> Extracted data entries

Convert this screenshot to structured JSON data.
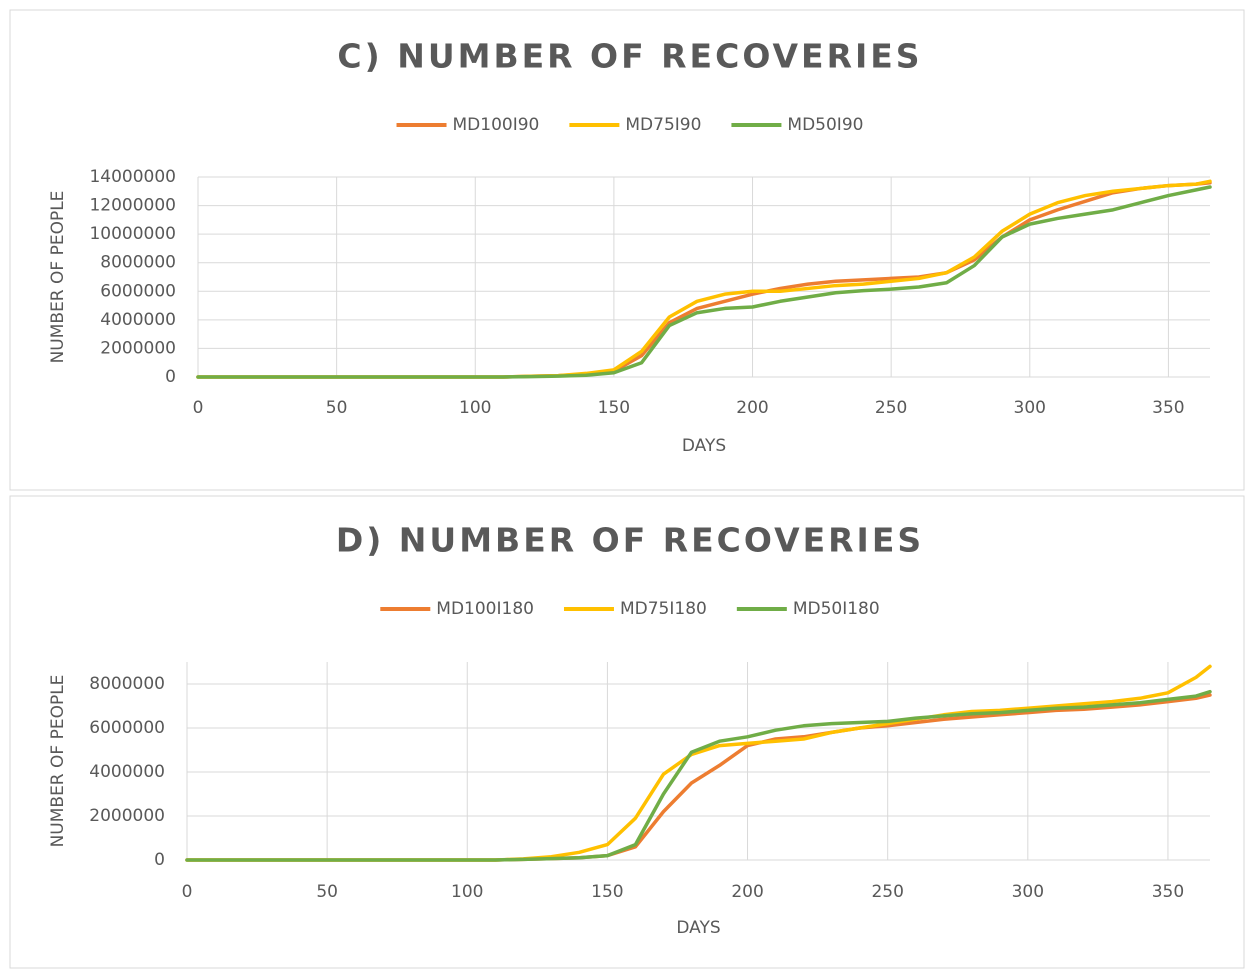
{
  "chart_data": [
    {
      "type": "line",
      "title": "C) NUMBER OF RECOVERIES",
      "x_label": "DAYS",
      "y_label": "NUMBER OF PEOPLE",
      "x": [
        0,
        10,
        20,
        30,
        40,
        50,
        60,
        70,
        80,
        90,
        100,
        110,
        120,
        130,
        140,
        150,
        160,
        170,
        180,
        190,
        200,
        210,
        220,
        230,
        240,
        250,
        260,
        270,
        280,
        290,
        300,
        310,
        320,
        330,
        340,
        350,
        360,
        365
      ],
      "series": [
        {
          "name": "MD100I90",
          "color": "#ed7d31",
          "values": [
            0,
            0,
            0,
            0,
            0,
            0,
            0,
            0,
            0,
            0,
            0,
            0,
            50000,
            100000,
            200000,
            400000,
            1500000,
            3800000,
            4800000,
            5300000,
            5800000,
            6200000,
            6500000,
            6700000,
            6800000,
            6900000,
            7000000,
            7300000,
            8200000,
            9800000,
            11000000,
            11700000,
            12300000,
            12900000,
            13200000,
            13400000,
            13500000,
            13600000
          ]
        },
        {
          "name": "MD75I90",
          "color": "#ffc000",
          "values": [
            0,
            0,
            0,
            0,
            0,
            0,
            0,
            0,
            0,
            0,
            0,
            0,
            50000,
            100000,
            250000,
            500000,
            1800000,
            4200000,
            5300000,
            5800000,
            6000000,
            6000000,
            6200000,
            6400000,
            6500000,
            6700000,
            6900000,
            7300000,
            8400000,
            10200000,
            11400000,
            12200000,
            12700000,
            13000000,
            13200000,
            13400000,
            13500000,
            13700000
          ]
        },
        {
          "name": "MD50I90",
          "color": "#70ad47",
          "values": [
            0,
            0,
            0,
            0,
            0,
            0,
            0,
            0,
            0,
            0,
            0,
            0,
            30000,
            60000,
            120000,
            300000,
            1000000,
            3600000,
            4500000,
            4800000,
            4900000,
            5300000,
            5600000,
            5900000,
            6050000,
            6150000,
            6300000,
            6600000,
            7800000,
            9800000,
            10700000,
            11100000,
            11400000,
            11700000,
            12200000,
            12700000,
            13100000,
            13300000
          ]
        }
      ],
      "xlim": [
        0,
        365
      ],
      "xticks": [
        0,
        50,
        100,
        150,
        200,
        250,
        300,
        350
      ],
      "ylim": [
        0,
        14000000
      ],
      "yticks": [
        0,
        2000000,
        4000000,
        6000000,
        8000000,
        10000000,
        12000000,
        14000000
      ],
      "grid": true,
      "legend": "top"
    },
    {
      "type": "line",
      "title": "D) NUMBER OF RECOVERIES",
      "x_label": "DAYS",
      "y_label": "NUMBER OF PEOPLE",
      "x": [
        0,
        10,
        20,
        30,
        40,
        50,
        60,
        70,
        80,
        90,
        100,
        110,
        120,
        130,
        140,
        150,
        160,
        170,
        180,
        190,
        200,
        210,
        220,
        230,
        240,
        250,
        260,
        270,
        280,
        290,
        300,
        310,
        320,
        330,
        340,
        350,
        360,
        365
      ],
      "series": [
        {
          "name": "MD100I180",
          "color": "#ed7d31",
          "values": [
            0,
            0,
            0,
            0,
            0,
            0,
            0,
            0,
            0,
            0,
            0,
            0,
            30000,
            60000,
            100000,
            200000,
            600000,
            2200000,
            3500000,
            4300000,
            5200000,
            5500000,
            5600000,
            5800000,
            6000000,
            6100000,
            6250000,
            6400000,
            6500000,
            6600000,
            6700000,
            6800000,
            6850000,
            6950000,
            7050000,
            7200000,
            7350000,
            7500000
          ]
        },
        {
          "name": "MD75I180",
          "color": "#ffc000",
          "values": [
            0,
            0,
            0,
            0,
            0,
            0,
            0,
            0,
            0,
            0,
            0,
            0,
            50000,
            150000,
            350000,
            700000,
            1900000,
            3900000,
            4800000,
            5200000,
            5300000,
            5400000,
            5500000,
            5800000,
            6000000,
            6200000,
            6400000,
            6600000,
            6750000,
            6800000,
            6900000,
            7000000,
            7100000,
            7200000,
            7350000,
            7600000,
            8300000,
            8800000
          ]
        },
        {
          "name": "MD50I180",
          "color": "#70ad47",
          "values": [
            0,
            0,
            0,
            0,
            0,
            0,
            0,
            0,
            0,
            0,
            0,
            0,
            30000,
            60000,
            100000,
            200000,
            700000,
            3000000,
            4900000,
            5400000,
            5600000,
            5900000,
            6100000,
            6200000,
            6250000,
            6300000,
            6450000,
            6550000,
            6650000,
            6700000,
            6800000,
            6900000,
            6950000,
            7050000,
            7150000,
            7300000,
            7450000,
            7650000
          ]
        }
      ],
      "xlim": [
        0,
        365
      ],
      "xticks": [
        0,
        50,
        100,
        150,
        200,
        250,
        300,
        350
      ],
      "ylim": [
        0,
        9000000
      ],
      "yticks": [
        0,
        2000000,
        4000000,
        6000000,
        8000000
      ],
      "grid": true,
      "legend": "top"
    }
  ]
}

> Set task
Copy each line from the records above that includes the string "RECOVERIES".

> Solution for this problem
      "title": "C) NUMBER OF RECOVERIES",
      "title": "D) NUMBER OF RECOVERIES",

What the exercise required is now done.